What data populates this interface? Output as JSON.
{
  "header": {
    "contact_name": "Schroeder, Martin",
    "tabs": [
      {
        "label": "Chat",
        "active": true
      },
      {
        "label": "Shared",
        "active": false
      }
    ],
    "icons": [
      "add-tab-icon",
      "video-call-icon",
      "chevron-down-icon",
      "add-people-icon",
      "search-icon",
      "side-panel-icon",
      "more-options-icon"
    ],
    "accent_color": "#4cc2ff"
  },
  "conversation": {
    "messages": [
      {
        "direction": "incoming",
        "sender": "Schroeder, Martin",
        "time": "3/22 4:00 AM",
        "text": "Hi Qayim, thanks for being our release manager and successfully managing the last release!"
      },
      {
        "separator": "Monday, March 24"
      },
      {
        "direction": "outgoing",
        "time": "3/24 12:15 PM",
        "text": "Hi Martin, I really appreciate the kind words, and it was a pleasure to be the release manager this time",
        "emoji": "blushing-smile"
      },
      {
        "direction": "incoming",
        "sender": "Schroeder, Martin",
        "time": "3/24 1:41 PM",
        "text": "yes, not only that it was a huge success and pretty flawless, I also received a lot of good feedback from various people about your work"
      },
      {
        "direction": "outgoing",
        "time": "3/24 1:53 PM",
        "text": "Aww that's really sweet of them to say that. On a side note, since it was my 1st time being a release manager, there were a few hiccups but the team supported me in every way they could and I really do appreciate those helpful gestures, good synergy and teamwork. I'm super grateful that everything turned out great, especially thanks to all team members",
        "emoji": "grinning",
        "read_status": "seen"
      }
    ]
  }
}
=======
• [TASK DETAILS]: Make an exact copy of every entry.

• [ANSWER BELOW]:
What data populates this interface? Output as JSON.
{
  "header": {
    "contact_name": "Schroeder, Martin",
    "tabs": [
      {
        "label": "Chat",
        "active": true
      },
      {
        "label": "Shared",
        "active": false
      }
    ],
    "icons": [
      "add-tab-icon",
      "video-call-icon",
      "chevron-down-icon",
      "add-people-icon",
      "search-icon",
      "side-panel-icon",
      "more-options-icon"
    ],
    "accent_color": "#4cc2ff"
  },
  "conversation": {
    "messages": [
      {
        "direction": "incoming",
        "sender": "Schroeder, Martin",
        "time": "3/22 4:00 AM",
        "text": "Hi Qayim, thanks for being our release manager and successfully managing the last release!"
      },
      {
        "separator": "Monday, March 24"
      },
      {
        "direction": "outgoing",
        "time": "3/24 12:15 PM",
        "text": "Hi Martin, I really appreciate the kind words, and it was a pleasure to be the release manager this time",
        "emoji": "blushing-smile"
      },
      {
        "direction": "incoming",
        "sender": "Schroeder, Martin",
        "time": "3/24 1:41 PM",
        "text": "yes, not only that it was a huge success and pretty flawless, I also received a lot of good feedback from various people about your work"
      },
      {
        "direction": "outgoing",
        "time": "3/24 1:53 PM",
        "text": "Aww that's really sweet of them to say that. On a side note, since it was my 1st time being a release manager, there were a few hiccups but the team supported me in every way they could and I really do appreciate those helpful gestures, good synergy and teamwork. I'm super grateful that everything turned out great, especially thanks to all team members",
        "emoji": "grinning",
        "read_status": "seen"
      }
    ]
  }
}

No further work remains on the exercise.